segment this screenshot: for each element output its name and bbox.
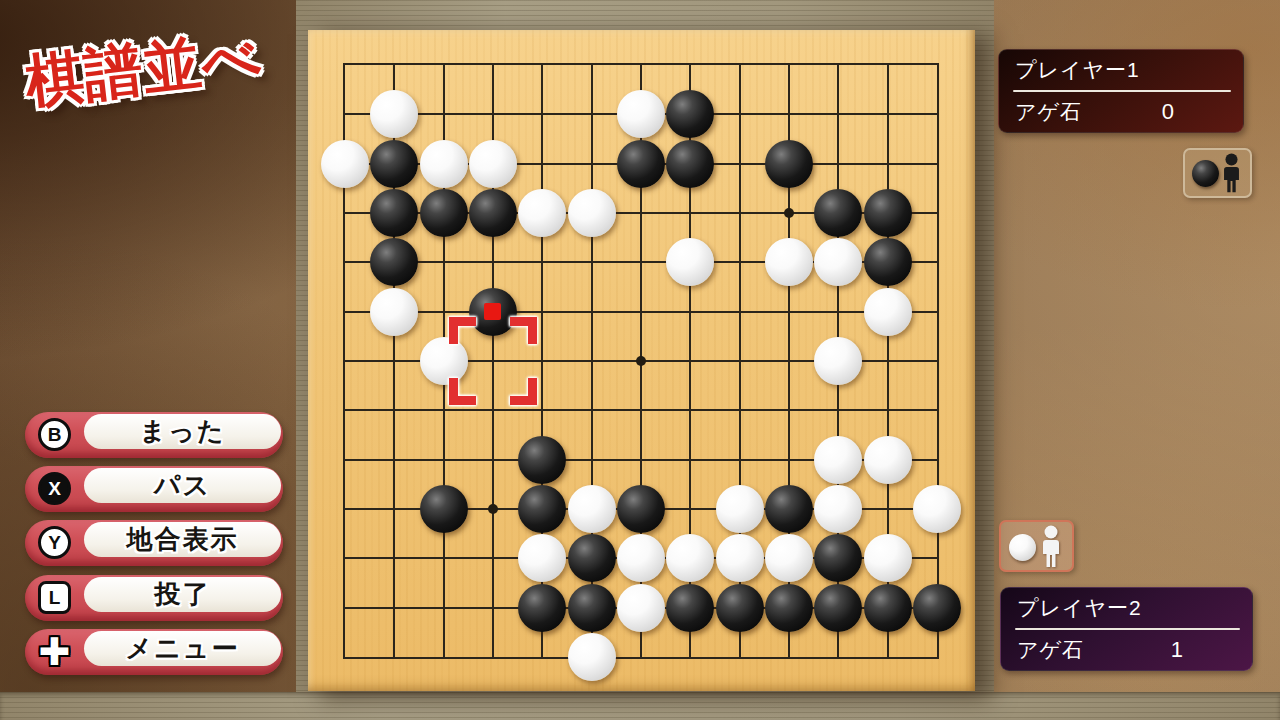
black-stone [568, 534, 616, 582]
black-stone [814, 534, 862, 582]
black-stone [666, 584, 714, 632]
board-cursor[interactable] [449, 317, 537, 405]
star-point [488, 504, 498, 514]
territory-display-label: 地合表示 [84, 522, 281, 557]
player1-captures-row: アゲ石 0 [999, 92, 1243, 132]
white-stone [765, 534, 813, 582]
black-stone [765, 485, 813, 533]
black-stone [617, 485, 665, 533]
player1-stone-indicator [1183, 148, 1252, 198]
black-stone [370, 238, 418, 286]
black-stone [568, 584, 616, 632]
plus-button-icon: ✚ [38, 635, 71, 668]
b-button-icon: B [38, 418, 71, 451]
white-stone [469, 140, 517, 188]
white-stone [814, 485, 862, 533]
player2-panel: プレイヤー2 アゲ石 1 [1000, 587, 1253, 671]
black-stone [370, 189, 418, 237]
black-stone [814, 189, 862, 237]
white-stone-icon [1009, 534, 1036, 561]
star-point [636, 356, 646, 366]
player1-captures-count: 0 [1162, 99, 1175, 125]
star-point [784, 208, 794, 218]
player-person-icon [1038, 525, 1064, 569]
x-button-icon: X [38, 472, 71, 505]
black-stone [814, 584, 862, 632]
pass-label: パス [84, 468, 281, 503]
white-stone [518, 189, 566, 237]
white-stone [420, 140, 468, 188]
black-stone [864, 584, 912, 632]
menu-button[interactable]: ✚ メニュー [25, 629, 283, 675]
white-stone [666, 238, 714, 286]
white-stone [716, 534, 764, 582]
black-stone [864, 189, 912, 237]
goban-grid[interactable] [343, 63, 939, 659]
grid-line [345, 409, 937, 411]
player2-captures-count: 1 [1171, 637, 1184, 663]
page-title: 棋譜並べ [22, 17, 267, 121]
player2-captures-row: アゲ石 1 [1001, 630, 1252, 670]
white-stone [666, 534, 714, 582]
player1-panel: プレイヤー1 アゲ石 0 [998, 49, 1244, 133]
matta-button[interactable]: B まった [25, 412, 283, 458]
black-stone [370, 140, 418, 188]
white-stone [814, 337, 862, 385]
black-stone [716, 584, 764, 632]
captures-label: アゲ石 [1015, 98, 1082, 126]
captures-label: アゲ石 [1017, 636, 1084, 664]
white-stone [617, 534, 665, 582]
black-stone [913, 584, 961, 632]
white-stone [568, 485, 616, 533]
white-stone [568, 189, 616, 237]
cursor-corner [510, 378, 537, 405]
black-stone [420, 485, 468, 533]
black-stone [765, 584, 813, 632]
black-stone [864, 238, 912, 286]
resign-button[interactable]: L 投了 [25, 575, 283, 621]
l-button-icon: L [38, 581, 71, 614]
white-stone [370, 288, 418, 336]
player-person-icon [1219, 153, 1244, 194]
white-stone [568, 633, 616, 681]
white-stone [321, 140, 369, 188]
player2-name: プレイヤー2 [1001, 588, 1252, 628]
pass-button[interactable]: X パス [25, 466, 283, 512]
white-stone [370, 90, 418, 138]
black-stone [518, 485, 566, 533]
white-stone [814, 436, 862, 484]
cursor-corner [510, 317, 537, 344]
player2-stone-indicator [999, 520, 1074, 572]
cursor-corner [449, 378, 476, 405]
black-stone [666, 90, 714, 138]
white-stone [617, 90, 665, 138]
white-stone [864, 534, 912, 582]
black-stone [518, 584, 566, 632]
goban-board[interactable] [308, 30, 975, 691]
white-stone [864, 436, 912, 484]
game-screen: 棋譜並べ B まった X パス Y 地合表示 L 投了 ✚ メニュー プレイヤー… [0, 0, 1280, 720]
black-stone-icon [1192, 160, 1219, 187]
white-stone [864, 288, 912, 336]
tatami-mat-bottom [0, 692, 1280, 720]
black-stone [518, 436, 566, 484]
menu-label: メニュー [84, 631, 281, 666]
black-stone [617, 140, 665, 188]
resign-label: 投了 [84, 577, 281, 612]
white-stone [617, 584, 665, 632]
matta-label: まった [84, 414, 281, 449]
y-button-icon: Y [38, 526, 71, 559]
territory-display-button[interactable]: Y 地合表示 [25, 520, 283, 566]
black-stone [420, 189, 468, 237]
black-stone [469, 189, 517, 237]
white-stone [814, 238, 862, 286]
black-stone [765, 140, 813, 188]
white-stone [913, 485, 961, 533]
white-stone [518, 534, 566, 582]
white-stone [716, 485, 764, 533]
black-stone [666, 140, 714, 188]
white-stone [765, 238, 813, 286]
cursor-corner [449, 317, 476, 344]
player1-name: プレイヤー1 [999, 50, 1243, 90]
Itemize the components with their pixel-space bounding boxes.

• _THE EXERCISE_
Print all of the material above line for line, omitting the picture.

• _TASK SOLUTION_
segment this screenshot: for each element output its name and bbox.
black-stone [568, 534, 616, 582]
black-stone [814, 534, 862, 582]
black-stone [666, 584, 714, 632]
board-cursor[interactable] [449, 317, 537, 405]
star-point [488, 504, 498, 514]
territory-display-label: 地合表示 [84, 522, 281, 557]
player1-captures-row: アゲ石 0 [999, 92, 1243, 132]
white-stone [765, 534, 813, 582]
black-stone [765, 485, 813, 533]
black-stone [617, 485, 665, 533]
player1-stone-indicator [1183, 148, 1252, 198]
black-stone [370, 238, 418, 286]
black-stone [568, 584, 616, 632]
plus-button-icon: ✚ [38, 635, 71, 668]
b-button-icon: B [38, 418, 71, 451]
white-stone [469, 140, 517, 188]
white-stone [814, 485, 862, 533]
player2-panel: プレイヤー2 アゲ石 1 [1000, 587, 1253, 671]
black-stone [370, 189, 418, 237]
black-stone [814, 189, 862, 237]
white-stone-icon [1009, 534, 1036, 561]
star-point [636, 356, 646, 366]
player1-captures-count: 0 [1162, 99, 1175, 125]
star-point [784, 208, 794, 218]
player-person-icon [1038, 525, 1064, 569]
x-button-icon: X [38, 472, 71, 505]
black-stone [814, 584, 862, 632]
pass-label: パス [84, 468, 281, 503]
white-stone [518, 189, 566, 237]
white-stone [420, 140, 468, 188]
black-stone [864, 584, 912, 632]
menu-button[interactable]: ✚ メニュー [25, 629, 283, 675]
white-stone [666, 238, 714, 286]
white-stone [716, 534, 764, 582]
black-stone [864, 189, 912, 237]
goban-grid[interactable] [343, 63, 939, 659]
grid-line [345, 409, 937, 411]
player2-captures-count: 1 [1171, 637, 1184, 663]
page-title: 棋譜並べ [22, 17, 267, 121]
player2-captures-row: アゲ石 1 [1001, 630, 1252, 670]
white-stone [666, 534, 714, 582]
player1-panel: プレイヤー1 アゲ石 0 [998, 49, 1244, 133]
matta-button[interactable]: B まった [25, 412, 283, 458]
black-stone [370, 140, 418, 188]
white-stone [814, 337, 862, 385]
black-stone [716, 584, 764, 632]
captures-label: アゲ石 [1015, 98, 1082, 126]
captures-label: アゲ石 [1017, 636, 1084, 664]
white-stone [617, 534, 665, 582]
black-stone [913, 584, 961, 632]
white-stone [568, 485, 616, 533]
white-stone [568, 189, 616, 237]
cursor-corner [510, 378, 537, 405]
black-stone [420, 485, 468, 533]
black-stone [765, 584, 813, 632]
black-stone [864, 238, 912, 286]
resign-button[interactable]: L 投了 [25, 575, 283, 621]
l-button-icon: L [38, 581, 71, 614]
white-stone [370, 288, 418, 336]
player-person-icon [1219, 153, 1244, 194]
white-stone [568, 633, 616, 681]
white-stone [321, 140, 369, 188]
player2-name: プレイヤー2 [1001, 588, 1252, 628]
pass-button[interactable]: X パス [25, 466, 283, 512]
white-stone [370, 90, 418, 138]
black-stone [518, 485, 566, 533]
white-stone [814, 436, 862, 484]
cursor-corner [510, 317, 537, 344]
player2-stone-indicator [999, 520, 1074, 572]
cursor-corner [449, 378, 476, 405]
black-stone [666, 90, 714, 138]
white-stone [617, 90, 665, 138]
white-stone [864, 534, 912, 582]
black-stone [518, 584, 566, 632]
goban-board[interactable] [308, 30, 975, 691]
white-stone [864, 436, 912, 484]
game-screen: 棋譜並べ B まった X パス Y 地合表示 L 投了 ✚ メニュー プレイヤー… [0, 0, 1280, 720]
black-stone-icon [1192, 160, 1219, 187]
white-stone [864, 288, 912, 336]
tatami-mat-bottom [0, 692, 1280, 720]
black-stone [518, 436, 566, 484]
menu-label: メニュー [84, 631, 281, 666]
black-stone [617, 140, 665, 188]
resign-label: 投了 [84, 577, 281, 612]
white-stone [617, 584, 665, 632]
matta-label: まった [84, 414, 281, 449]
y-button-icon: Y [38, 526, 71, 559]
territory-display-button[interactable]: Y 地合表示 [25, 520, 283, 566]
black-stone [420, 189, 468, 237]
black-stone [469, 189, 517, 237]
white-stone [814, 238, 862, 286]
black-stone [765, 140, 813, 188]
white-stone [913, 485, 961, 533]
white-stone [518, 534, 566, 582]
white-stone [716, 485, 764, 533]
black-stone [666, 140, 714, 188]
white-stone [765, 238, 813, 286]
cursor-corner [449, 317, 476, 344]
player1-name: プレイヤー1 [999, 50, 1243, 90]
Itemize the components with their pixel-space bounding boxes.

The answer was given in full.